• _WHAT IS EXPECTED_
Please output the lines shown below exactly as they appear.

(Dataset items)
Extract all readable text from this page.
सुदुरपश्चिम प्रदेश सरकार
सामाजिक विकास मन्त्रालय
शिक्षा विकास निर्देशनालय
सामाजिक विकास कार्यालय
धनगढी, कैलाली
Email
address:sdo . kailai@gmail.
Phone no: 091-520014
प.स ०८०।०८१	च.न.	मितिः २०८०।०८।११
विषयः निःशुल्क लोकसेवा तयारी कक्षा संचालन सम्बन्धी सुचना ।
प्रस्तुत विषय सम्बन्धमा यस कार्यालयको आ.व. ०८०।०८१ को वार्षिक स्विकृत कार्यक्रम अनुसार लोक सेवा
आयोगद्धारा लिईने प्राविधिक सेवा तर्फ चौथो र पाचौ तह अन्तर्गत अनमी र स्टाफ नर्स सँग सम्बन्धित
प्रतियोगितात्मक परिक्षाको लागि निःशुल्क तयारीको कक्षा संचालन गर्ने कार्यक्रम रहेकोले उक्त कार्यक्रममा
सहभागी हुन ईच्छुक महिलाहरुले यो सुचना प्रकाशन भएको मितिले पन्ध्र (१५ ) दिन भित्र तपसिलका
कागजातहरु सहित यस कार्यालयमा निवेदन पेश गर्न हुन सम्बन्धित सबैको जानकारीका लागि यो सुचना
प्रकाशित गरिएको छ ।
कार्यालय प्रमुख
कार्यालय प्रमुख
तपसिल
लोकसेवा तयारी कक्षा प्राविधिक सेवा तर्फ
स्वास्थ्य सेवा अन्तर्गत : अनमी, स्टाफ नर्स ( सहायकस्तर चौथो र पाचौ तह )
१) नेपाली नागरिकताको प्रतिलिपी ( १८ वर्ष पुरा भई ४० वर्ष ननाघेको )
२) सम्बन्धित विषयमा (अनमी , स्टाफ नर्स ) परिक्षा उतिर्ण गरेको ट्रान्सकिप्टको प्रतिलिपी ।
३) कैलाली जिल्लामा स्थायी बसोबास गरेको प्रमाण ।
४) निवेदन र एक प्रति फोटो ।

• _ANSWER FOR THE TASK_
Extract all readable text from this page.
सुदुरपश्चिम प्रदेश सरकार
सामाजिक विकास मन्त्रालय
शिक्षा विकास निर्देशनालय
सामाजिक विकास कार्यालय
धनगढी, कैलाली
Email
address:sdo . kailai@gmail.
Phone no: 091-520014
प.स ०८०।०८१	च.न.	मितिः २०८०।०८।११
विषयः निःशुल्क लोकसेवा तयारी कक्षा संचालन सम्बन्धी सुचना ।
प्रस्तुत विषय सम्बन्धमा यस कार्यालयको आ.व. ०८०।०८१ को वार्षिक स्विकृत कार्यक्रम अनुसार लोक सेवा
आयोगद्धारा लिईने प्राविधिक सेवा तर्फ चौथो र पाचौ तह अन्तर्गत अनमी र स्टाफ नर्स सँग सम्बन्धित
प्रतियोगितात्मक परिक्षाको लागि निःशुल्क तयारीको कक्षा संचालन गर्ने कार्यक्रम रहेकोले उक्त कार्यक्रममा
सहभागी हुन ईच्छुक महिलाहरुले यो सुचना प्रकाशन भएको मितिले पन्ध्र (१५ ) दिन भित्र तपसिलका
कागजातहरु सहित यस कार्यालयमा निवेदन पेश गर्न हुन सम्बन्धित सबैको जानकारीका लागि यो सुचना
प्रकाशित गरिएको छ ।
कार्यालय प्रमुख
कार्यालय प्रमुख
तपसिल
लोकसेवा तयारी कक्षा प्राविधिक सेवा तर्फ
स्वास्थ्य सेवा अन्तर्गत : अनमी, स्टाफ नर्स ( सहायकस्तर चौथो र पाचौ तह )
१) नेपाली नागरिकताको प्रतिलिपी ( १८ वर्ष पुरा भई ४० वर्ष ननाघेको )
२) सम्बन्धित विषयमा (अनमी , स्टाफ नर्स ) परिक्षा उतिर्ण गरेको ट्रान्सकिप्टको प्रतिलिपी ।
३) कैलाली जिल्लामा स्थायी बसोबास गरेको प्रमाण ।
४) निवेदन र एक प्रति फोटो ।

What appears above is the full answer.